Skip the pictures. Transcribe the rest of the data below without changing a word.

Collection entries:

+-------+

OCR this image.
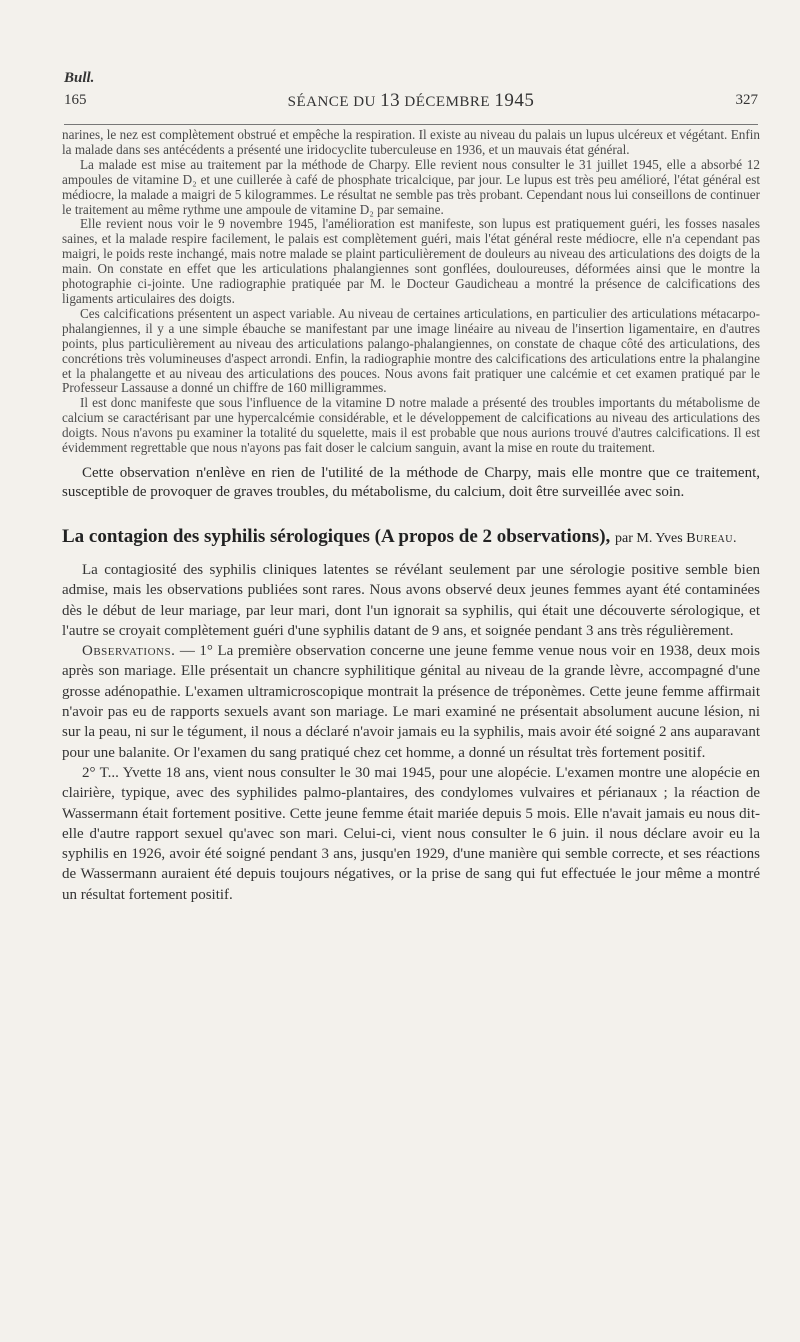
Bull.
165	SÉANCE DU 13 DÉCEMBRE 1945	327

narines, le nez est complètement obstrué et empêche la respiration. Il existe au niveau du palais un lupus ulcéreux et végétant. Enfin la malade dans ses antécédents a présenté une iridocyclite tuberculeuse en 1936, et un mauvais état général.

La malade est mise au traitement par la méthode de Charpy. Elle revient nous consulter le 31 juillet 1945, elle a absorbé 12 ampoules de vitamine D₂ et une cuillerée à café de phosphate tricalcique, par jour. Le lupus est très peu amélioré, l'état général est médiocre, la malade a maigri de 5 kilogrammes. Le résultat ne semble pas très probant. Cependant nous lui conseillons de continuer le traitement au même rythme une ampoule de vitamine D₂ par semaine.

Elle revient nous voir le 9 novembre 1945, l'amélioration est manifeste, son lupus est pratiquement guéri, les fosses nasales saines, et la malade respire facilement, le palais est complètement guéri, mais l'état général reste médiocre, elle n'a cependant pas maigri, le poids reste inchangé, mais notre malade se plaint particulièrement de douleurs au niveau des articulations des doigts de la main. On constate en effet que les articulations phalangiennes sont gonflées, douloureuses, déformées ainsi que le montre la photographie ci-jointe. Une radiographie pratiquée par M. le Docteur Gaudicheau a montré la présence de calcifications des ligaments articulaires des doigts.

Ces calcifications présentent un aspect variable. Au niveau de certaines articulations, en particulier des articulations métacarpo-phalangiennes, il y a une simple ébauche se manifestant par une image linéaire au niveau de l'insertion ligamentaire, en d'autres points, plus particulièrement au niveau des articulations palango-phalangiennes, on constate de chaque côté des articulations, des concrétions très volumineuses d'aspect arrondi. Enfin, la radiographie montre des calcifications des articulations entre la phalangine et la phalangette et au niveau des articulations des pouces. Nous avons fait pratiquer une calcémie et cet examen pratiqué par le Professeur Lassause a donné un chiffre de 160 milligrammes.

Il est donc manifeste que sous l'influence de la vitamine D notre malade a présenté des troubles importants du métabolisme de calcium se caractérisant par une hypercalcémie considérable, et le développement de calcifications au niveau des articulations des doigts. Nous n'avons pu examiner la totalité du squelette, mais il est probable que nous aurions trouvé d'autres calcifications. Il est évidemment regrettable que nous n'ayons pas fait doser le calcium sanguin, avant la mise en route du traitement.

Cette observation n'enlève en rien de l'utilité de la méthode de Charpy, mais elle montre que ce traitement, susceptible de provoquer de graves troubles, du métabolisme, du calcium, doit être surveillée avec soin.

La contagion des syphilis sérologiques (A propos de 2 observations), par M. Yves Bureau.

La contagiosité des syphilis cliniques latentes se révélant seulement par une sérologie positive semble bien admise, mais les observations publiées sont rares. Nous avons observé deux jeunes femmes ayant été contaminées dès le début de leur mariage, par leur mari, dont l'un ignorait sa syphilis, qui était une découverte sérologique, et l'autre se croyait complètement guéri d'une syphilis datant de 9 ans, et soignée pendant 3 ans très régulièrement.

Observations. — 1° La première observation concerne une jeune femme venue nous voir en 1938, deux mois après son mariage. Elle présentait un chancre syphilitique génital au niveau de la grande lèvre, accompagné d'une grosse adénopathie. L'examen ultramicroscopique montrait la présence de tréponèmes. Cette jeune femme affirmait n'avoir pas eu de rapports sexuels avant son mariage. Le mari examiné ne présentait absolument aucune lésion, ni sur la peau, ni sur le tégument, il nous a déclaré n'avoir jamais eu la syphilis, mais avoir été soigné 2 ans auparavant pour une balanite. Or l'examen du sang pratiqué chez cet homme, a donné un résultat très fortement positif.

2° T... Yvette 18 ans, vient nous consulter le 30 mai 1945, pour une alopécie. L'examen montre une alopécie en clairière, typique, avec des syphilides palmo-plantaires, des condylomes vulvaires et périanaux ; la réaction de Wassermann était fortement positive. Cette jeune femme était mariée depuis 5 mois. Elle n'avait jamais eu nous dit-elle d'autre rapport sexuel qu'avec son mari. Celui-ci, vient nous consulter le 6 juin. il nous déclare avoir eu la syphilis en 1926, avoir été soigné pendant 3 ans, jusqu'en 1929, d'une manière qui semble correcte, et ses réactions de Wassermann auraient été depuis toujours négatives, or la prise de sang qui fut effectuée le jour même a montré un résultat fortement positif.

+-------+

**Answer for this exercise**
OCR this image.
Bull.
165	SÉANCE DU 13 DÉCEMBRE 1945	327

narines, le nez est complètement obstrué et empêche la respiration. Il existe au niveau du palais un lupus ulcéreux et végétant. Enfin la malade dans ses antécédents a présenté une iridocyclite tuberculeuse en 1936, et un mauvais état général.

La malade est mise au traitement par la méthode de Charpy. Elle revient nous consulter le 31 juillet 1945, elle a absorbé 12 ampoules de vitamine D₂ et une cuillerée à café de phosphate tricalcique, par jour. Le lupus est très peu amélioré, l'état général est médiocre, la malade a maigri de 5 kilogrammes. Le résultat ne semble pas très probant. Cependant nous lui conseillons de continuer le traitement au même rythme une ampoule de vitamine D₂ par semaine.

Elle revient nous voir le 9 novembre 1945, l'amélioration est manifeste, son lupus est pratiquement guéri, les fosses nasales saines, et la malade respire facilement, le palais est complètement guéri, mais l'état général reste médiocre, elle n'a cependant pas maigri, le poids reste inchangé, mais notre malade se plaint particulièrement de douleurs au niveau des articulations des doigts de la main. On constate en effet que les articulations phalangiennes sont gonflées, douloureuses, déformées ainsi que le montre la photographie ci-jointe. Une radiographie pratiquée par M. le Docteur Gaudicheau a montré la présence de calcifications des ligaments articulaires des doigts.

Ces calcifications présentent un aspect variable. Au niveau de certaines articulations, en particulier des articulations métacarpo-phalangiennes, il y a une simple ébauche se manifestant par une image linéaire au niveau de l'insertion ligamentaire, en d'autres points, plus particulièrement au niveau des articulations palango-phalangiennes, on constate de chaque côté des articulations, des concrétions très volumineuses d'aspect arrondi. Enfin, la radiographie montre des calcifications des articulations entre la phalangine et la phalangette et au niveau des articulations des pouces. Nous avons fait pratiquer une calcémie et cet examen pratiqué par le Professeur Lassause a donné un chiffre de 160 milligrammes.

Il est donc manifeste que sous l'influence de la vitamine D notre malade a présenté des troubles importants du métabolisme de calcium se caractérisant par une hypercalcémie considérable, et le développement de calcifications au niveau des articulations des doigts. Nous n'avons pu examiner la totalité du squelette, mais il est probable que nous aurions trouvé d'autres calcifications. Il est évidemment regrettable que nous n'ayons pas fait doser le calcium sanguin, avant la mise en route du traitement.

Cette observation n'enlève en rien de l'utilité de la méthode de Charpy, mais elle montre que ce traitement, susceptible de provoquer de graves troubles, du métabolisme, du calcium, doit être surveillée avec soin.

La contagion des syphilis sérologiques (A propos de 2 observations), par M. Yves Bureau.

La contagiosité des syphilis cliniques latentes se révélant seulement par une sérologie positive semble bien admise, mais les observations publiées sont rares. Nous avons observé deux jeunes femmes ayant été contaminées dès le début de leur mariage, par leur mari, dont l'un ignorait sa syphilis, qui était une découverte sérologique, et l'autre se croyait complètement guéri d'une syphilis datant de 9 ans, et soignée pendant 3 ans très régulièrement.

Observations. — 1° La première observation concerne une jeune femme venue nous voir en 1938, deux mois après son mariage. Elle présentait un chancre syphilitique génital au niveau de la grande lèvre, accompagné d'une grosse adénopathie. L'examen ultramicroscopique montrait la présence de tréponèmes. Cette jeune femme affirmait n'avoir pas eu de rapports sexuels avant son mariage. Le mari examiné ne présentait absolument aucune lésion, ni sur la peau, ni sur le tégument, il nous a déclaré n'avoir jamais eu la syphilis, mais avoir été soigné 2 ans auparavant pour une balanite. Or l'examen du sang pratiqué chez cet homme, a donné un résultat très fortement positif.

2° T... Yvette 18 ans, vient nous consulter le 30 mai 1945, pour une alopécie. L'examen montre une alopécie en clairière, typique, avec des syphilides palmo-plantaires, des condylomes vulvaires et périanaux ; la réaction de Wassermann était fortement positive. Cette jeune femme était mariée depuis 5 mois. Elle n'avait jamais eu nous dit-elle d'autre rapport sexuel qu'avec son mari. Celui-ci, vient nous consulter le 6 juin. il nous déclare avoir eu la syphilis en 1926, avoir été soigné pendant 3 ans, jusqu'en 1929, d'une manière qui semble correcte, et ses réactions de Wassermann auraient été depuis toujours négatives, or la prise de sang qui fut effectuée le jour même a montré un résultat fortement positif.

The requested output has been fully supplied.